REQUIRED WORK: Every record below should be transcribed exactly. Omit the images.

* Begin LISTED RECORDS *

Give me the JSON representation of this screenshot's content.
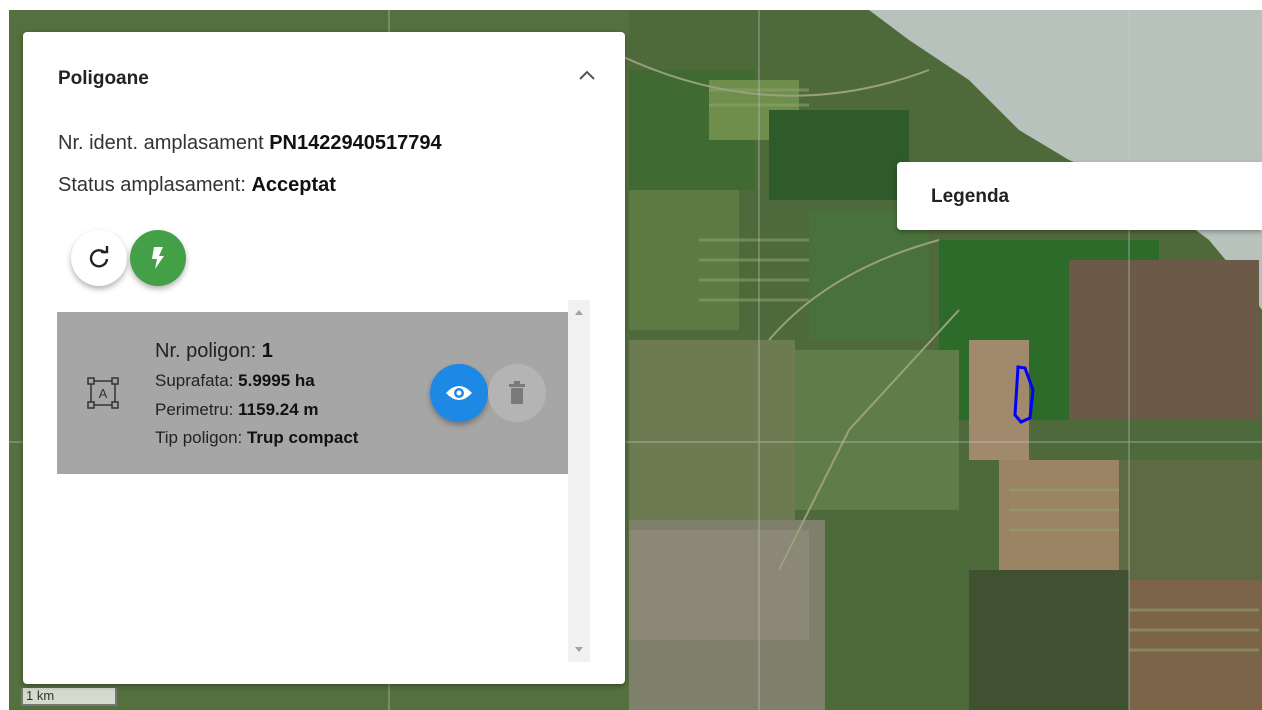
{
  "panel": {
    "title": "Poligoane",
    "site_id_label": "Nr. ident. amplasament ",
    "site_id_value": "PN1422940517794",
    "status_label": "Status amplasament: ",
    "status_value": "Acceptat"
  },
  "polygon": {
    "number_label": "Nr. poligon: ",
    "number_value": "1",
    "area_label": "Suprafata: ",
    "area_value": "5.9995 ha",
    "perimeter_label": "Perimetru: ",
    "perimeter_value": "1159.24 m",
    "type_label": "Tip poligon: ",
    "type_value": "Trup compact"
  },
  "legend": {
    "title": "Legenda"
  },
  "scale": {
    "label": "1 km"
  },
  "icons": [
    "chevron-up-icon",
    "refresh-icon",
    "flash-icon",
    "polygon-shape-icon",
    "eye-icon",
    "trash-icon"
  ],
  "colors": {
    "flash_button": "#43a047",
    "eye_button": "#1e88e5",
    "polygon_outline": "#0000ff",
    "item_background": "#a6a6a6"
  }
}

* End LISTED RECORDS *

EXERCISE RESULT:
Give me the JSON representation of this screenshot's content.
{
  "panel": {
    "title": "Poligoane",
    "site_id_label": "Nr. ident. amplasament ",
    "site_id_value": "PN1422940517794",
    "status_label": "Status amplasament: ",
    "status_value": "Acceptat"
  },
  "polygon": {
    "number_label": "Nr. poligon: ",
    "number_value": "1",
    "area_label": "Suprafata: ",
    "area_value": "5.9995 ha",
    "perimeter_label": "Perimetru: ",
    "perimeter_value": "1159.24 m",
    "type_label": "Tip poligon: ",
    "type_value": "Trup compact"
  },
  "legend": {
    "title": "Legenda"
  },
  "scale": {
    "label": "1 km"
  },
  "icons": [
    "chevron-up-icon",
    "refresh-icon",
    "flash-icon",
    "polygon-shape-icon",
    "eye-icon",
    "trash-icon"
  ],
  "colors": {
    "flash_button": "#43a047",
    "eye_button": "#1e88e5",
    "polygon_outline": "#0000ff",
    "item_background": "#a6a6a6"
  }
}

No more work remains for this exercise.